* **Work required**:
Reproduce the records that follow in full, excluding any picture they contain.

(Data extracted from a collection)

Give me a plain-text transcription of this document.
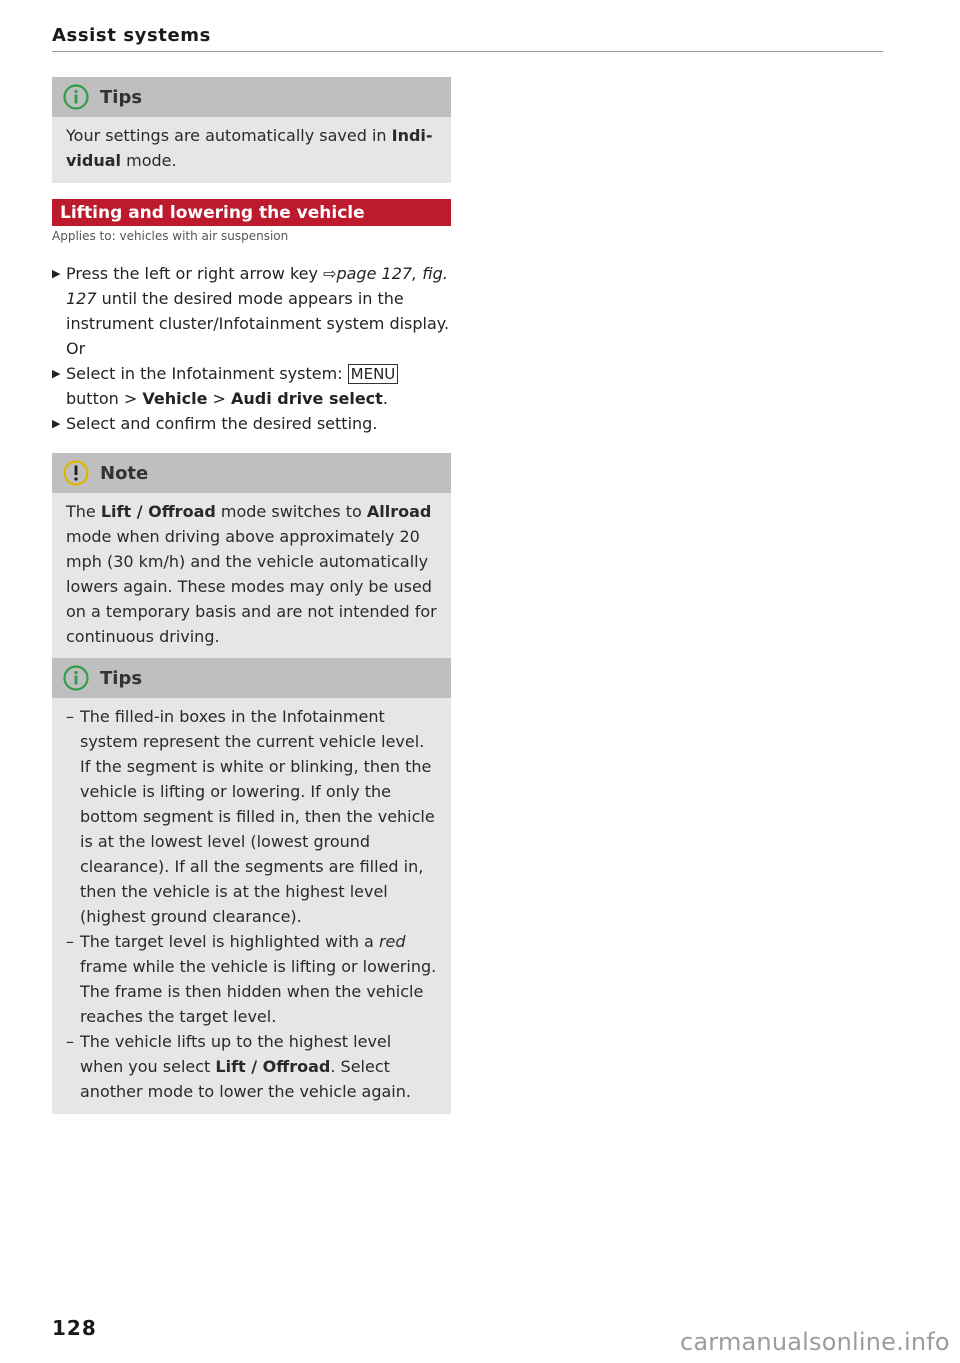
Assist systems
Tips
Your settings are automatically saved in Indi-vidual mode.
Lifting and lowering the vehicle
Applies to: vehicles with air suspension
▶ Press the left or right arrow key ⇨page 127, fig. 127 until the desired mode appears in the instrument cluster/Infotainment system display. Or
▶ Select in the Infotainment system: MENU button > Vehicle > Audi drive select.
▶ Select and confirm the desired setting.
Note
The Lift / Offroad mode switches to Allroad mode when driving above approximately 20 mph (30 km/h) and the vehicle automatically lowers again. These modes may only be used on a temporary basis and are not intended for continuous driving.
Tips
– The filled-in boxes in the Infotainment system represent the current vehicle level. If the segment is white or blinking, then the vehicle is lifting or lowering. If only the bottom segment is filled in, then the vehicle is at the lowest level (lowest ground clearance). If all the segments are filled in, then the vehicle is at the highest level (highest ground clearance).
– The target level is highlighted with a red frame while the vehicle is lifting or lowering. The frame is then hidden when the vehicle reaches the target level.
– The vehicle lifts up to the highest level when you select Lift / Offroad. Select another mode to lower the vehicle again.
128	carmanualsonline.info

* **Written answer**:
Give me a plain-text transcription of this document.
Assist systems
Tips
Your settings are automatically saved in Indi-vidual mode.
Lifting and lowering the vehicle
Applies to: vehicles with air suspension
▶ Press the left or right arrow key ⇨page 127, fig. 127 until the desired mode appears in the instrument cluster/Infotainment system display. Or
▶ Select in the Infotainment system: MENU button > Vehicle > Audi drive select.
▶ Select and confirm the desired setting.
Note
The Lift / Offroad mode switches to Allroad mode when driving above approximately 20 mph (30 km/h) and the vehicle automatically lowers again. These modes may only be used on a temporary basis and are not intended for continuous driving.
Tips
– The filled-in boxes in the Infotainment system represent the current vehicle level. If the segment is white or blinking, then the vehicle is lifting or lowering. If only the bottom segment is filled in, then the vehicle is at the lowest level (lowest ground clearance). If all the segments are filled in, then the vehicle is at the highest level (highest ground clearance).
– The target level is highlighted with a red frame while the vehicle is lifting or lowering. The frame is then hidden when the vehicle reaches the target level.
– The vehicle lifts up to the highest level when you select Lift / Offroad. Select another mode to lower the vehicle again.
128	carmanualsonline.info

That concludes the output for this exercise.